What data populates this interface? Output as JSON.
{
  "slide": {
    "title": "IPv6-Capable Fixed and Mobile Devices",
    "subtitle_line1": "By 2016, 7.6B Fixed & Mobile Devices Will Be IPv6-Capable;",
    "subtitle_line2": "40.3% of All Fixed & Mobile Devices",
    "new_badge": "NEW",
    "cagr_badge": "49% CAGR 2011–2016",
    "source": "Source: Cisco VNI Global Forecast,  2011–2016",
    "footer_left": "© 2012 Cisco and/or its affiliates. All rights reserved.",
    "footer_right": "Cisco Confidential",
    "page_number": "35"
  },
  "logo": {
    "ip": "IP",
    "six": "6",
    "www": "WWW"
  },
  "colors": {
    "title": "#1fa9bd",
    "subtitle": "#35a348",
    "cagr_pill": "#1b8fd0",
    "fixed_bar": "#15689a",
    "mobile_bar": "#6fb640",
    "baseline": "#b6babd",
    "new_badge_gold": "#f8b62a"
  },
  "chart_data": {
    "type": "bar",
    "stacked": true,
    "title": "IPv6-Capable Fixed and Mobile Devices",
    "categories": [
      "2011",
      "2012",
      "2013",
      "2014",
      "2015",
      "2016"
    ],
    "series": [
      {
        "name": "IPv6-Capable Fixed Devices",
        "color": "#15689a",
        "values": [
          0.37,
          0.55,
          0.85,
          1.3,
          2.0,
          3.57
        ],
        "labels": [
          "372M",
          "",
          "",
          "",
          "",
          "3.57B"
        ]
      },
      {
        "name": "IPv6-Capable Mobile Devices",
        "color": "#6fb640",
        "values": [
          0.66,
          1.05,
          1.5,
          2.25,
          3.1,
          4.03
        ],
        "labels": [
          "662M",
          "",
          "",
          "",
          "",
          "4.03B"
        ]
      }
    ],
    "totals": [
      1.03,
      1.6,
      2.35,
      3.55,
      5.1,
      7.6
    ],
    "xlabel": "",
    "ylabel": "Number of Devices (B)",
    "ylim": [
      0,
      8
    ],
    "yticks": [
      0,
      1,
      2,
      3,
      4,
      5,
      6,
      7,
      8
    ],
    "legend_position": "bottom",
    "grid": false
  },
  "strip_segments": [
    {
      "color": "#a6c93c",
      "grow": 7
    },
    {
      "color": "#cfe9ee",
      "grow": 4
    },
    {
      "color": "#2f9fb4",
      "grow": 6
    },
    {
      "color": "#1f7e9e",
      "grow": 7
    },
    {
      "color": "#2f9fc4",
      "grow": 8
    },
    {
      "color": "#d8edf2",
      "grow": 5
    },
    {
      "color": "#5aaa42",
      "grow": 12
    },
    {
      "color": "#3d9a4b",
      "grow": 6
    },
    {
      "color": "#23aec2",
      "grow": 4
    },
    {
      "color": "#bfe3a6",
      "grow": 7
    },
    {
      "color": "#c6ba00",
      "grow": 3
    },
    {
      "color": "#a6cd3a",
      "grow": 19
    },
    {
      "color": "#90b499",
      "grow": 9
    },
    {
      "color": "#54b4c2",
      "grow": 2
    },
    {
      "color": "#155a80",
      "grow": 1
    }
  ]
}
:::::
Task description: Retype the entries one by one, exactly.

Finished task:
What data populates this interface? Output as JSON.
{
  "slide": {
    "title": "IPv6-Capable Fixed and Mobile Devices",
    "subtitle_line1": "By 2016, 7.6B Fixed & Mobile Devices Will Be IPv6-Capable;",
    "subtitle_line2": "40.3% of All Fixed & Mobile Devices",
    "new_badge": "NEW",
    "cagr_badge": "49% CAGR 2011–2016",
    "source": "Source: Cisco VNI Global Forecast,  2011–2016",
    "footer_left": "© 2012 Cisco and/or its affiliates. All rights reserved.",
    "footer_right": "Cisco Confidential",
    "page_number": "35"
  },
  "logo": {
    "ip": "IP",
    "six": "6",
    "www": "WWW"
  },
  "colors": {
    "title": "#1fa9bd",
    "subtitle": "#35a348",
    "cagr_pill": "#1b8fd0",
    "fixed_bar": "#15689a",
    "mobile_bar": "#6fb640",
    "baseline": "#b6babd",
    "new_badge_gold": "#f8b62a"
  },
  "chart_data": {
    "type": "bar",
    "stacked": true,
    "title": "IPv6-Capable Fixed and Mobile Devices",
    "categories": [
      "2011",
      "2012",
      "2013",
      "2014",
      "2015",
      "2016"
    ],
    "series": [
      {
        "name": "IPv6-Capable Fixed Devices",
        "color": "#15689a",
        "values": [
          0.37,
          0.55,
          0.85,
          1.3,
          2.0,
          3.57
        ],
        "labels": [
          "372M",
          "",
          "",
          "",
          "",
          "3.57B"
        ]
      },
      {
        "name": "IPv6-Capable Mobile Devices",
        "color": "#6fb640",
        "values": [
          0.66,
          1.05,
          1.5,
          2.25,
          3.1,
          4.03
        ],
        "labels": [
          "662M",
          "",
          "",
          "",
          "",
          "4.03B"
        ]
      }
    ],
    "totals": [
      1.03,
      1.6,
      2.35,
      3.55,
      5.1,
      7.6
    ],
    "xlabel": "",
    "ylabel": "Number of Devices (B)",
    "ylim": [
      0,
      8
    ],
    "yticks": [
      0,
      1,
      2,
      3,
      4,
      5,
      6,
      7,
      8
    ],
    "legend_position": "bottom",
    "grid": false
  },
  "strip_segments": [
    {
      "color": "#a6c93c",
      "grow": 7
    },
    {
      "color": "#cfe9ee",
      "grow": 4
    },
    {
      "color": "#2f9fb4",
      "grow": 6
    },
    {
      "color": "#1f7e9e",
      "grow": 7
    },
    {
      "color": "#2f9fc4",
      "grow": 8
    },
    {
      "color": "#d8edf2",
      "grow": 5
    },
    {
      "color": "#5aaa42",
      "grow": 12
    },
    {
      "color": "#3d9a4b",
      "grow": 6
    },
    {
      "color": "#23aec2",
      "grow": 4
    },
    {
      "color": "#bfe3a6",
      "grow": 7
    },
    {
      "color": "#c6ba00",
      "grow": 3
    },
    {
      "color": "#a6cd3a",
      "grow": 19
    },
    {
      "color": "#90b499",
      "grow": 9
    },
    {
      "color": "#54b4c2",
      "grow": 2
    },
    {
      "color": "#155a80",
      "grow": 1
    }
  ]
}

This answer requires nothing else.